- **THE PROBLEM**
Copy every record exactly, and keep the pictures out.

┄┄┄┄┄┄┄┄┄┄┄┄┄┄┄┄┄┄┄┄

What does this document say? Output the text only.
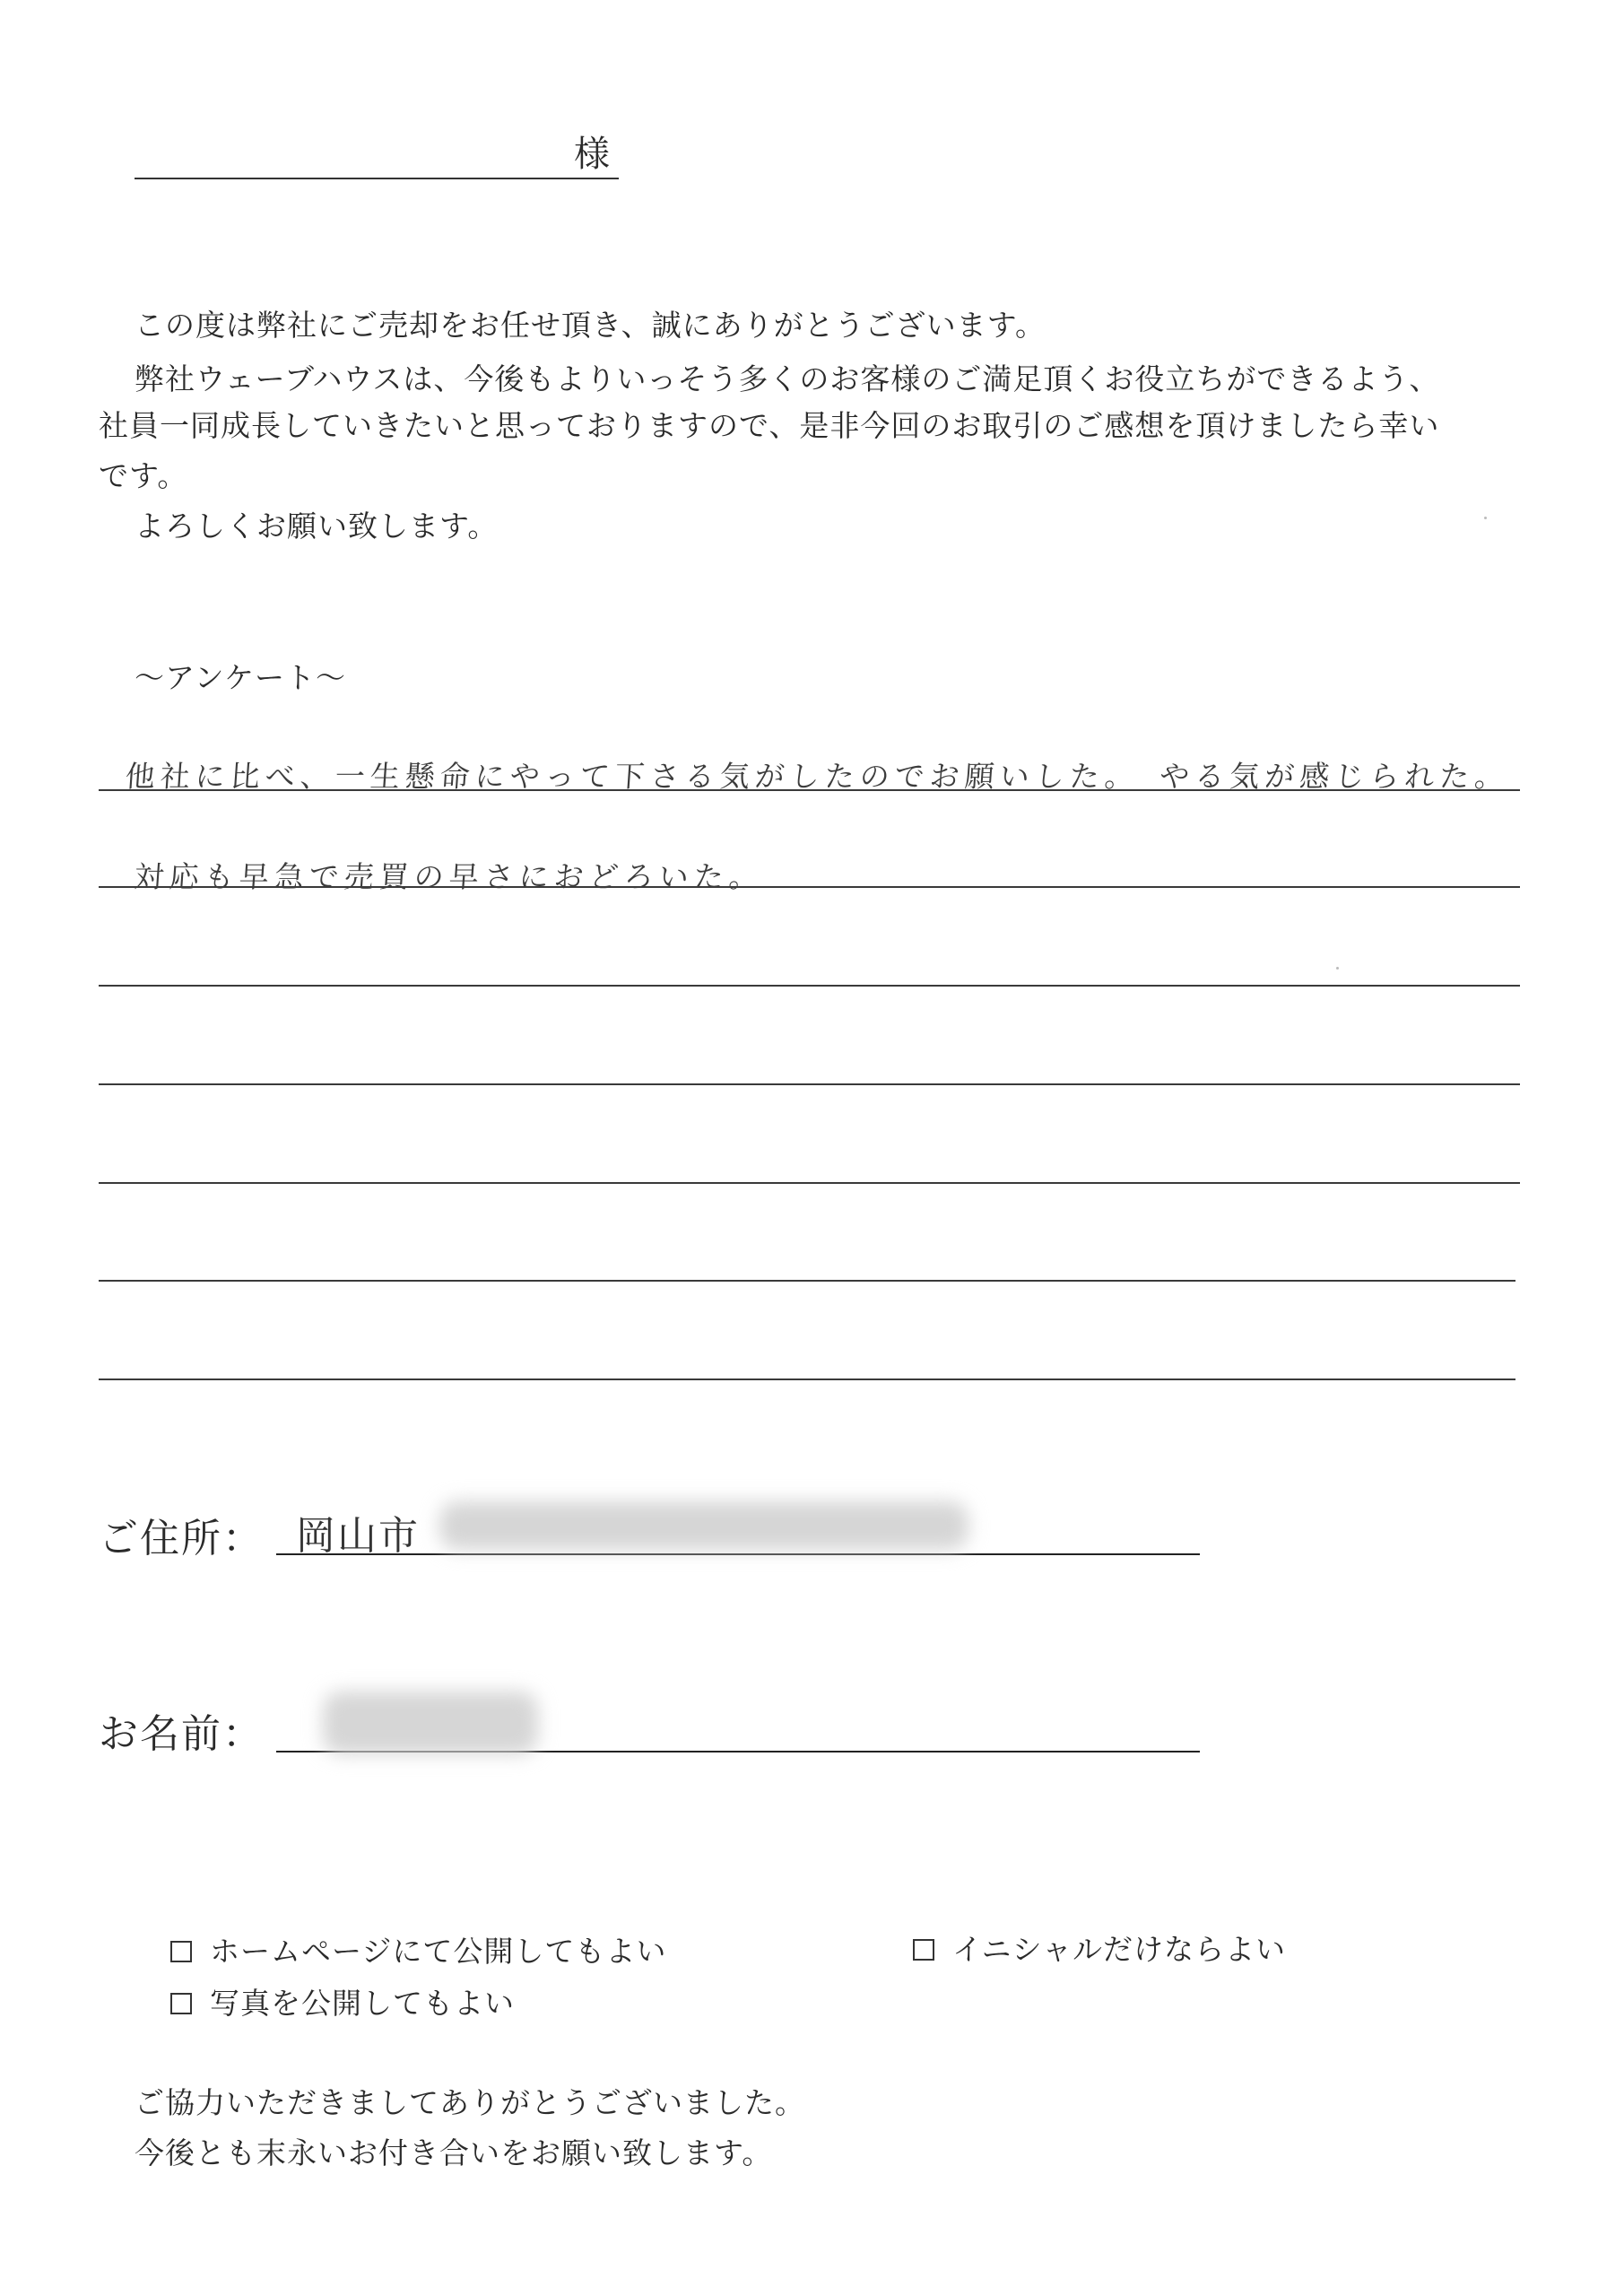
様
この度は弊社にご売却をお任せ頂き、誠にありがとうございます。
弊社ウェーブハウスは、今後もよりいっそう多くのお客様のご満足頂くお役立ちができるよう、
社員一同成長していきたいと思っておりますので、是非今回のお取引のご感想を頂けましたら幸い
です。
よろしくお願い致します。
～アンケート～
他社に比べ、一生懸命にやって下さる気がしたのでお願いした。　やる気が感じられた。
対応も早急で売買の早さにおどろいた。
ご住所： 岡山市
お名前：
ホームページにて公開してもよい	イニシャルだけならよい
写真を公開してもよい
ご協力いただきましてありがとうございました。
今後とも末永いお付き合いをお願い致します。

┄┄┄┄┄┄┄┄┄┄┄┄┄┄┄┄┄┄┄┄

- **EXERCISE RESULT**
What does this document say? Output the text only.
様
この度は弊社にご売却をお任せ頂き、誠にありがとうございます。
弊社ウェーブハウスは、今後もよりいっそう多くのお客様のご満足頂くお役立ちができるよう、
社員一同成長していきたいと思っておりますので、是非今回のお取引のご感想を頂けましたら幸い
です。
よろしくお願い致します。
～アンケート～
他社に比べ、一生懸命にやって下さる気がしたのでお願いした。　やる気が感じられた。
対応も早急で売買の早さにおどろいた。
ご住所： 岡山市
お名前：
ホームページにて公開してもよい	イニシャルだけならよい
写真を公開してもよい
ご協力いただきましてありがとうございました。
今後とも末永いお付き合いをお願い致します。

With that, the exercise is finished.